Given request – Review the listing and copy each line that holds the word "separazione".

****************

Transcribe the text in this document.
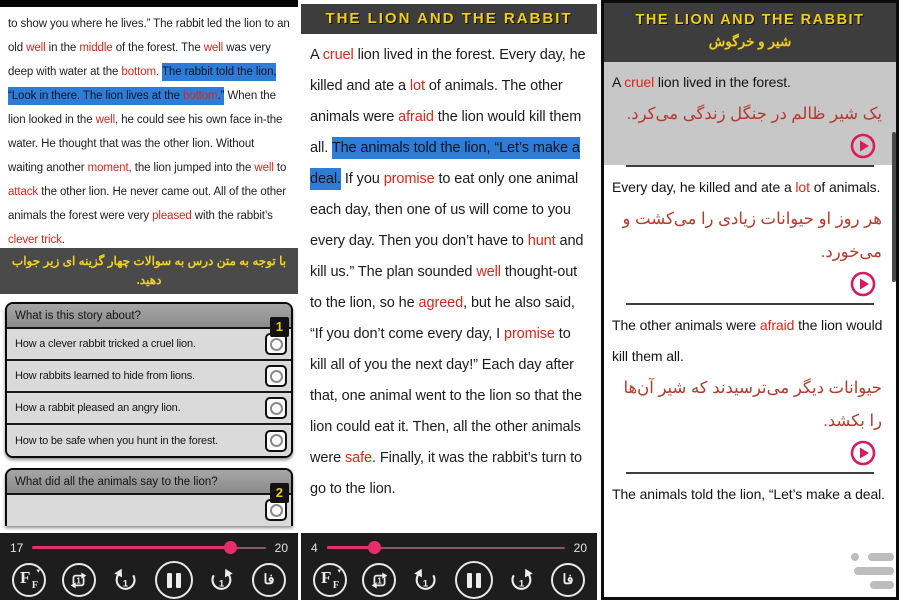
to show you where he lives.” The rabbit led the lion to an old well in the middle of the forest. The well was very deep with water at the bottom. The rabbit told the lion, “Look in there. The lion lives at the bottom.” When the lion looked in the well, he could see his own face in-the water. He thought that was the other lion. Without waiting another moment, the lion jumped into the well to attack the other lion. He never came out. All of the other animals the forest were very pleased with the rabbit’s clever trick.
با توجه به متن درس به سوالات چهار گزینه ای زیر جواب دهید.
What is this story about?
1
How a clever rabbit tricked a cruel lion.
How rabbits learned to hide from lions.
How a rabbit pleased an angry lion.
How to be safe when you hunt in the forest.
What did all the animals say to the lion?
2
17	20
F ▾
F	1	1	1	فا
THE LION AND THE RABBIT
A cruel lion lived in the forest. Every day, he killed and ate a lot of animals. The other animals were afraid the lion would kill them all. The animals told the lion, “Let’s make a deal. If you promise to eat only one animal each day, then one of us will come to you every day. Then you don’t have to hunt and kill us.” The plan sounded well thought-out to the lion, so he agreed, but he also said, “If you don’t come every day, I promise to kill all of you the next day!” Each day after that, one animal went to the lion so that the lion could eat it. Then, all the other animals were safe. Finally, it was the rabbit’s turn to go to the lion.
4	20
F ▾
F	1	1	1	فا
THE LION AND THE RABBIT
شیر و خرگوش
A cruel lion lived in the forest.
یک شیر ظالم در جنگل زندگی می‌کرد.
Every day, he killed and ate a lot of animals.
هر روز او حیوانات زیادی را می‌کشت و می‌خورد.
The other animals were afraid the lion would kill them all.
حیوانات دیگر می‌ترسیدند که شیر آن‌ها را بکشد.
The animals told the lion, “Let’s make a deal.
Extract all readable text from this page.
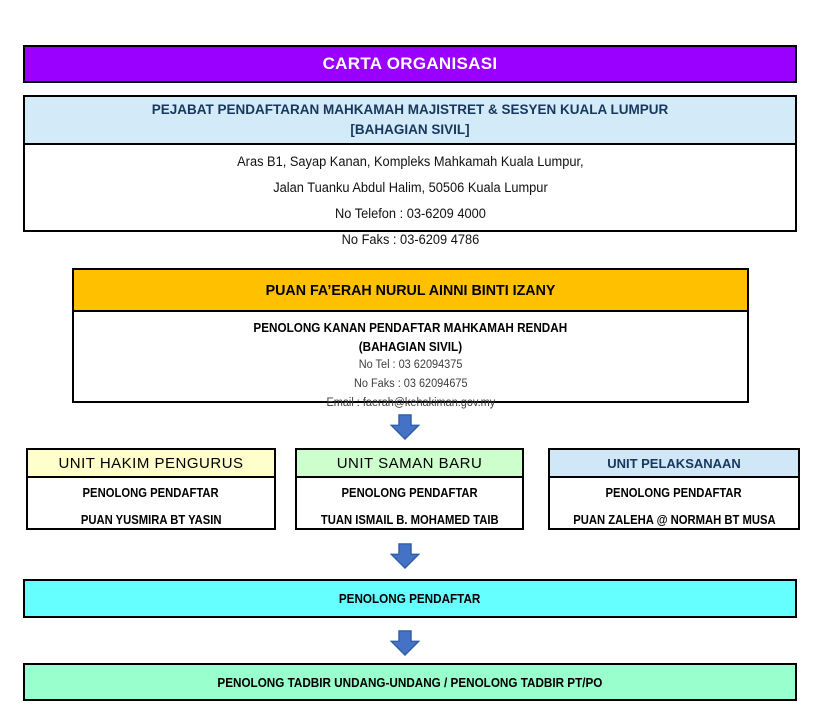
CARTA ORGANISASI
PEJABAT PENDAFTARAN MAHKAMAH MAJISTRET & SESYEN KUALA LUMPUR
[BAHAGIAN SIVIL]
Aras B1, Sayap Kanan, Kompleks Mahkamah Kuala Lumpur,
Jalan Tuanku Abdul Halim, 50506 Kuala Lumpur
No Telefon : 03-6209 4000
No Faks : 03-6209 4786
PUAN FA’ERAH NURUL AINNI BINTI IZANY
PENOLONG KANAN PENDAFTAR MAHKAMAH RENDAH
(BAHAGIAN SIVIL)
No Tel : 03 62094375
No Faks : 03 62094675
Email : faerah@kehakiman.gov.my
UNIT HAKIM PENGURUS
PENOLONG PENDAFTAR
PUAN YUSMIRA BT YASIN
UNIT SAMAN BARU
PENOLONG PENDAFTAR
TUAN ISMAIL B. MOHAMED TAIB
UNIT PELAKSANAAN
PENOLONG PENDAFTAR
PUAN ZALEHA @ NORMAH BT MUSA
PENOLONG PENDAFTAR
PENOLONG TADBIR UNDANG-UNDANG / PENOLONG TADBIR PT/PO
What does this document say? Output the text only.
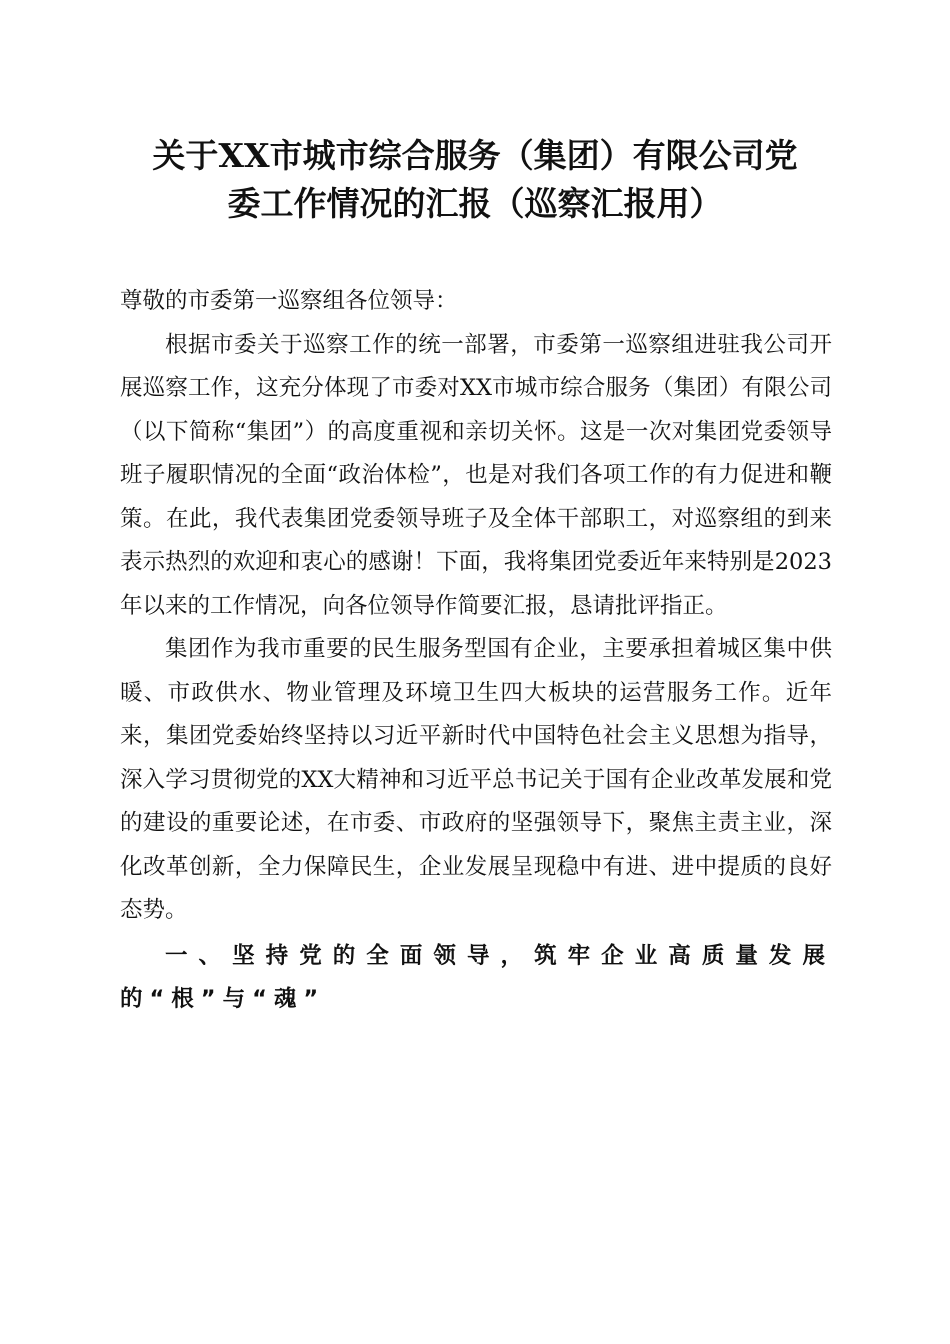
关于XX市城市综合服务（集团）有限公司党
委工作情况的汇报（巡察汇报用）

尊敬的市委第一巡察组各位领导：

根据市委关于巡察工作的统一部署，市委第一巡察组进驻我公司开展巡察工作，这充分体现了市委对XX市城市综合服务（集团）有限公司（以下简称“集团”）的高度重视和亲切关怀。这是一次对集团党委领导班子履职情况的全面“政治体检”，也是对我们各项工作的有力促进和鞭策。在此，我代表集团党委领导班子及全体干部职工，对巡察组的到来表示热烈的欢迎和衷心的感谢！下面，我将集团党委近年来特别是2023年以来的工作情况，向各位领导作简要汇报，恳请批评指正。

集团作为我市重要的民生服务型国有企业，主要承担着城区集中供暖、市政供水、物业管理及环境卫生四大板块的运营服务工作。近年来，集团党委始终坚持以习近平新时代中国特色社会主义思想为指导，深入学习贯彻党的XX大精神和习近平总书记关于国有企业改革发展和党的建设的重要论述，在市委、市政府的坚强领导下，聚焦主责主业，深化改革创新，全力保障民生，企业发展呈现稳中有进、进中提质的良好态势。

一、坚持党的全面领导，筑牢企业高质量发展的“根”与“魂”
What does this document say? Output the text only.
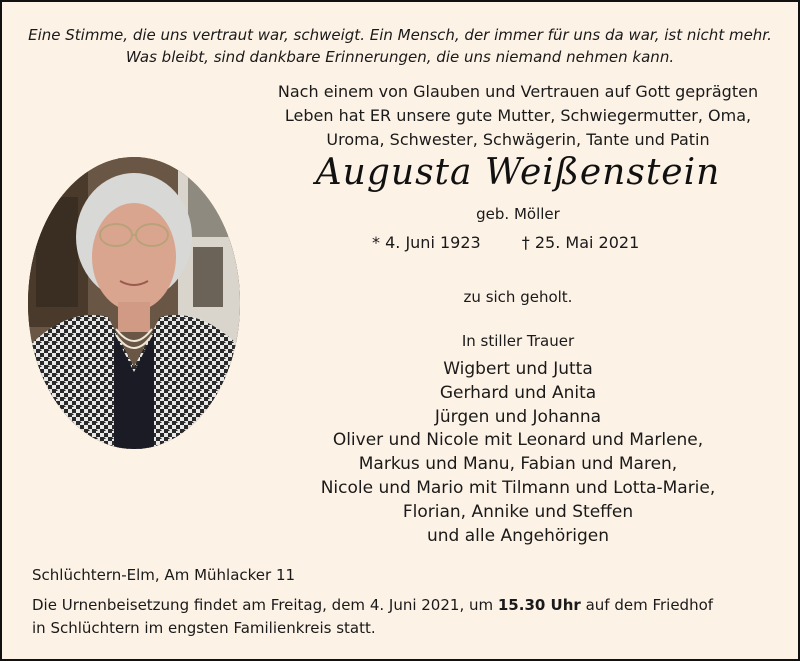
Eine Stimme, die uns vertraut war, schweigt. Ein Mensch, der immer für uns da war, ist nicht mehr.
Was bleibt, sind dankbare Erinnerungen, die uns niemand nehmen kann.
Nach einem von Glauben und Vertrauen auf Gott geprägten
Leben hat ER unsere gute Mutter, Schwiegermutter, Oma,
Uroma, Schwester, Schwägerin, Tante und Patin
Augusta Weißenstein
geb. Möller
* 4. Juni 1923	† 25. Mai 2021
zu sich geholt.
In stiller Trauer
Wigbert und Jutta
Gerhard und Anita
Jürgen und Johanna
Oliver und Nicole mit Leonard und Marlene,
Markus und Manu, Fabian und Maren,
Nicole und Mario mit Tilmann und Lotta-Marie,
Florian, Annike und Steffen
und alle Angehörigen
Schlüchtern-Elm, Am Mühlacker 11
Die Urnenbeisetzung findet am Freitag, dem 4. Juni 2021, um 15.30 Uhr auf dem Friedhof
in Schlüchtern im engsten Familienkreis statt.
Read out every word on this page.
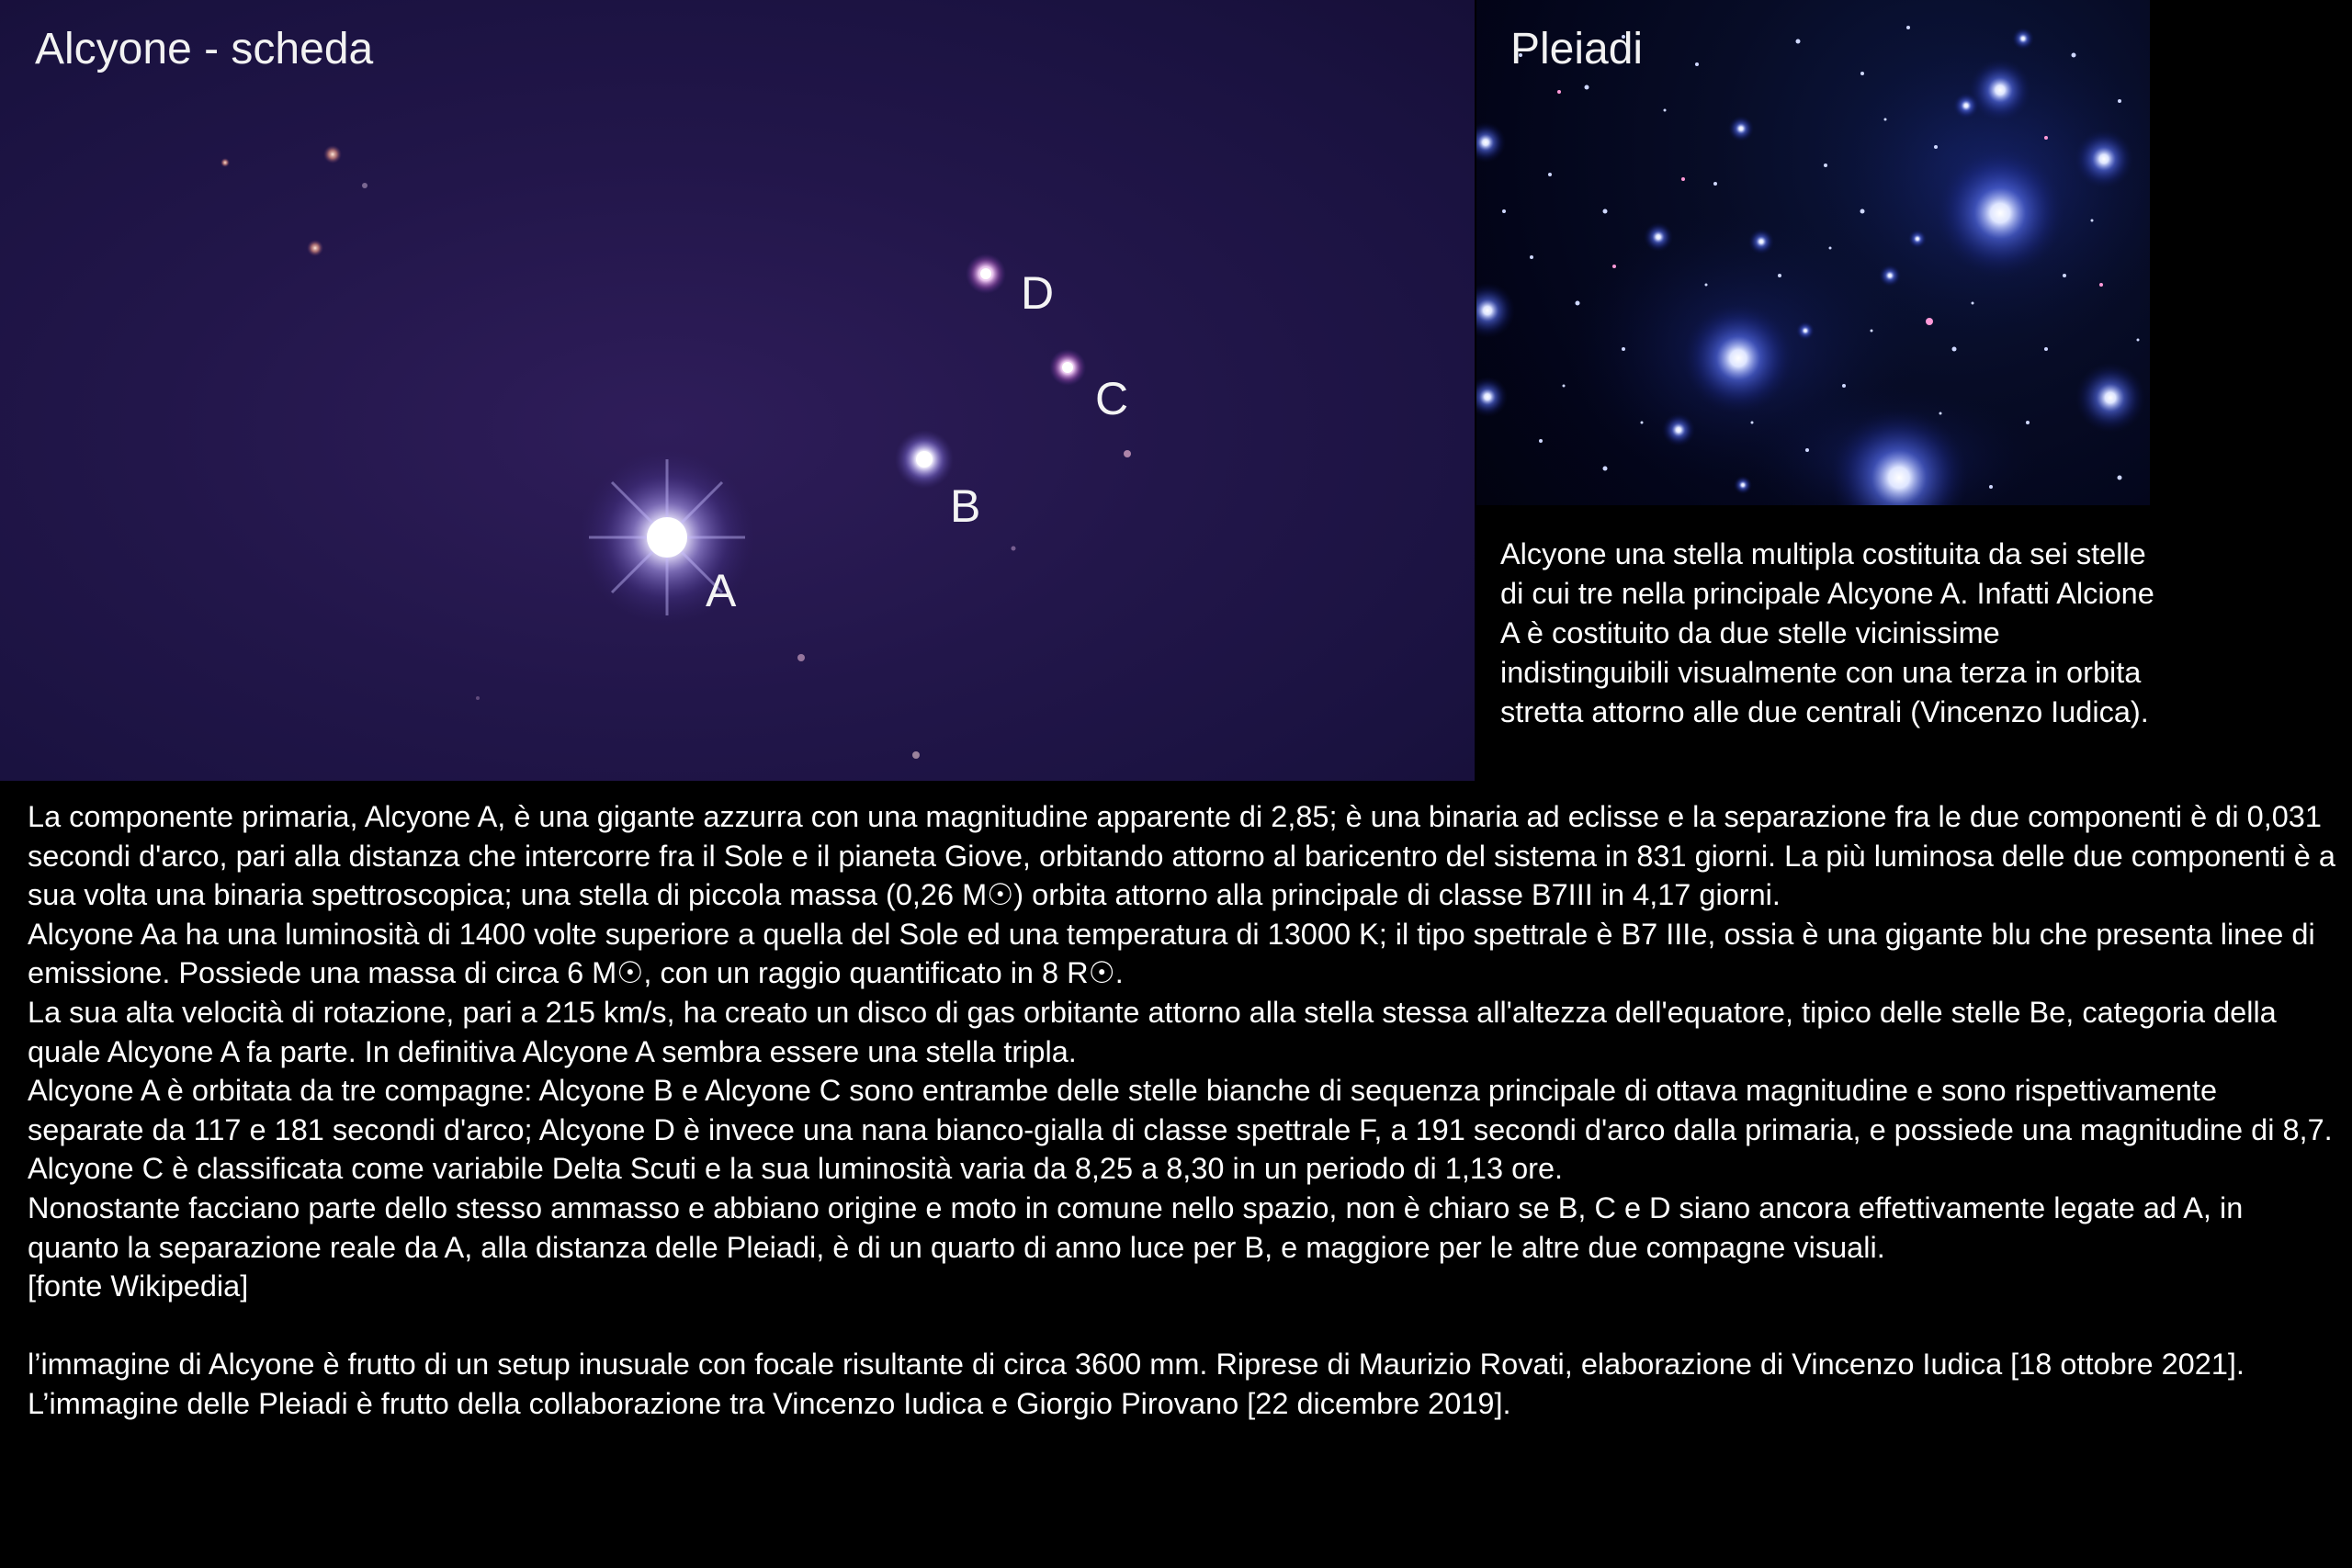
Alcyone - scheda
A
B
C
D
Pleiadi
Alcyone una stella multipla costituita da sei stelle di cui tre nella principale Alcyone A. Infatti Alcione A è costituito da due stelle vicinissime indistinguibili visualmente con una terza in orbita stretta attorno alle due centrali (Vincenzo Iudica).

La componente primaria, Alcyone A, è una gigante azzurra con una magnitudine apparente di 2,85; è una binaria ad eclisse e la separazione fra le due componenti è di 0,031 secondi d'arco, pari alla distanza che intercorre fra il Sole e il pianeta Giove, orbitando attorno al baricentro del sistema in 831 giorni. La più luminosa delle due componenti è a sua volta una binaria spettroscopica; una stella di piccola massa (0,26 M☉) orbita attorno alla principale di classe B7III in 4,17 giorni.

Alcyone Aa ha una luminosità di 1400 volte superiore a quella del Sole ed una temperatura di 13000 K; il tipo spettrale è B7 IIIe, ossia è una gigante blu che presenta linee di emissione. Possiede una massa di circa 6 M☉, con un raggio quantificato in 8 R☉.

La sua alta velocità di rotazione, pari a 215 km/s, ha creato un disco di gas orbitante attorno alla stella stessa all'altezza dell'equatore, tipico delle stelle Be, categoria della quale Alcyone A fa parte. In definitiva Alcyone A sembra essere una stella tripla.

Alcyone A è orbitata da tre compagne: Alcyone B e Alcyone C sono entrambe delle stelle bianche di sequenza principale di ottava magnitudine e sono rispettivamente separate da 117 e 181 secondi d'arco; Alcyone D è invece una nana bianco-gialla di classe spettrale F, a 191 secondi d'arco dalla primaria, e possiede una magnitudine di 8,7.

Alcyone C è classificata come variabile Delta Scuti e la sua luminosità varia da 8,25 a 8,30 in un periodo di 1,13 ore.

Nonostante facciano parte dello stesso ammasso e abbiano origine e moto in comune nello spazio, non è chiaro se B, C e D siano ancora effettivamente legate ad A, in quanto la separazione reale da A, alla distanza delle Pleiadi, è di un quarto di anno luce per B, e maggiore per le altre due compagne visuali.

[fonte Wikipedia]

l’immagine di Alcyone è frutto di un setup inusuale con focale risultante di circa 3600 mm. Riprese di Maurizio Rovati, elaborazione di Vincenzo Iudica [18 ottobre 2021]. L’immagine delle Pleiadi è frutto della collaborazione tra Vincenzo Iudica e Giorgio Pirovano [22 dicembre 2019].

****************

The result –
La componente primaria, Alcyone A, è una gigante azzurra con una magnitudine apparente di 2,85; è una binaria ad eclisse e la separazione fra le due componenti è di 0,031 secondi d'arco, pari alla distanza che intercorre fra il Sole e il pianeta Giove, orbitando attorno al baricentro del sistema in 831 giorni. La più luminosa delle due componenti è a sua volta una binaria spettroscopica; una stella di piccola massa (0,26 M☉) orbita attorno alla principale di classe B7III in 4,17 giorni.
Nonostante facciano parte dello stesso ammasso e abbiano origine e moto in comune nello spazio, non è chiaro se B, C e D siano ancora effettivamente legate ad A, in quanto la separazione reale da A, alla distanza delle Pleiadi, è di un quarto di anno luce per B, e maggiore per le altre due compagne visuali.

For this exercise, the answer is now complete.